> GOAL
Identify each line below containing the string "kolesterol" and copy it.

> RECORDS SHOWN
○ ○ ○ ○
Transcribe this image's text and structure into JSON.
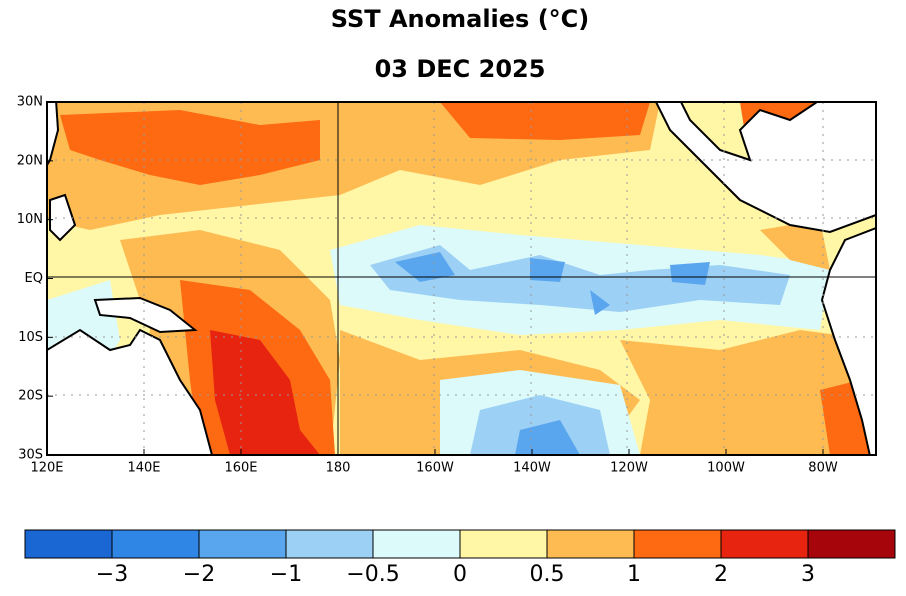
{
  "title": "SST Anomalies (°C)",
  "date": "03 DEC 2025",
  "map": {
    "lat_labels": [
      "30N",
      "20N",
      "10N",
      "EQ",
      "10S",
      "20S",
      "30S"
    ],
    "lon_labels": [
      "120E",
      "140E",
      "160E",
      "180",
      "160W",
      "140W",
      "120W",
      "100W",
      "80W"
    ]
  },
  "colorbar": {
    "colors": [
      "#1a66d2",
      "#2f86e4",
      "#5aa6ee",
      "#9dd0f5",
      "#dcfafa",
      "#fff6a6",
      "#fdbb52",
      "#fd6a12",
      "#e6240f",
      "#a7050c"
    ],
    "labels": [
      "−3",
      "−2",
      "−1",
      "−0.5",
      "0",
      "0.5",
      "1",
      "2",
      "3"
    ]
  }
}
○ ○ ○ ○
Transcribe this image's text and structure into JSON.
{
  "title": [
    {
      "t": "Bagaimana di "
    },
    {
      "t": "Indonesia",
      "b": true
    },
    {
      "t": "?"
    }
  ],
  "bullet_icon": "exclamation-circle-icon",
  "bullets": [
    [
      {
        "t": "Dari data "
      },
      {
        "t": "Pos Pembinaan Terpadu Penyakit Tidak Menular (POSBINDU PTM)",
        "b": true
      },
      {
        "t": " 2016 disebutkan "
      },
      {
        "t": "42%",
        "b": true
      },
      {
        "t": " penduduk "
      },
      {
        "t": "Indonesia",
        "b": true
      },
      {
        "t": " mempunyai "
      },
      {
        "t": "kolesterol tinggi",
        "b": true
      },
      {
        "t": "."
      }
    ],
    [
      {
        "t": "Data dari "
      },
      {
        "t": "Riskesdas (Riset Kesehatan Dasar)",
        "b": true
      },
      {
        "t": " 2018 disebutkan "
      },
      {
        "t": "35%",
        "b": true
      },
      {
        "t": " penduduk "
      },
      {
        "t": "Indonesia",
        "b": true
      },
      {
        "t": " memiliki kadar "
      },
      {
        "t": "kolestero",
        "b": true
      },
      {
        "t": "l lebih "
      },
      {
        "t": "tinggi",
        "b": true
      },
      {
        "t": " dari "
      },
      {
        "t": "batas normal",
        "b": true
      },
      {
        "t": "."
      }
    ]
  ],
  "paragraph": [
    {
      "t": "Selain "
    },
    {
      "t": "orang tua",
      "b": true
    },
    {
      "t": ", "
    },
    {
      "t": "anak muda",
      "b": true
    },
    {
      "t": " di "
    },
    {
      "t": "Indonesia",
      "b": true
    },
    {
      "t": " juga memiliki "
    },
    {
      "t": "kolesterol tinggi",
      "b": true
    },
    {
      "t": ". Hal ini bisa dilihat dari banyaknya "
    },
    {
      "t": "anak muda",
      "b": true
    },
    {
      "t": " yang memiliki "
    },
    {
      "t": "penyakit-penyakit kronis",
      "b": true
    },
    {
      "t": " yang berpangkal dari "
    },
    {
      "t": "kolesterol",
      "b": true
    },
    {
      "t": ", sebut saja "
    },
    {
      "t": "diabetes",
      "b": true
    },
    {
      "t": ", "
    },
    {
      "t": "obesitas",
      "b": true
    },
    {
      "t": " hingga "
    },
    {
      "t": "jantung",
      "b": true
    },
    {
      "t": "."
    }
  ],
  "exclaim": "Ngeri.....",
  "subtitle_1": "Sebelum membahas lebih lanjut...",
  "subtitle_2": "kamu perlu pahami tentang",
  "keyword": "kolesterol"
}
○ ○ ○ ○
> EXPECTED ANSWER
        "t": "kolesterol tinggi",
      "t": "kolesterol tinggi",
      "t": "kolesterol",
  "keyword": "kolesterol"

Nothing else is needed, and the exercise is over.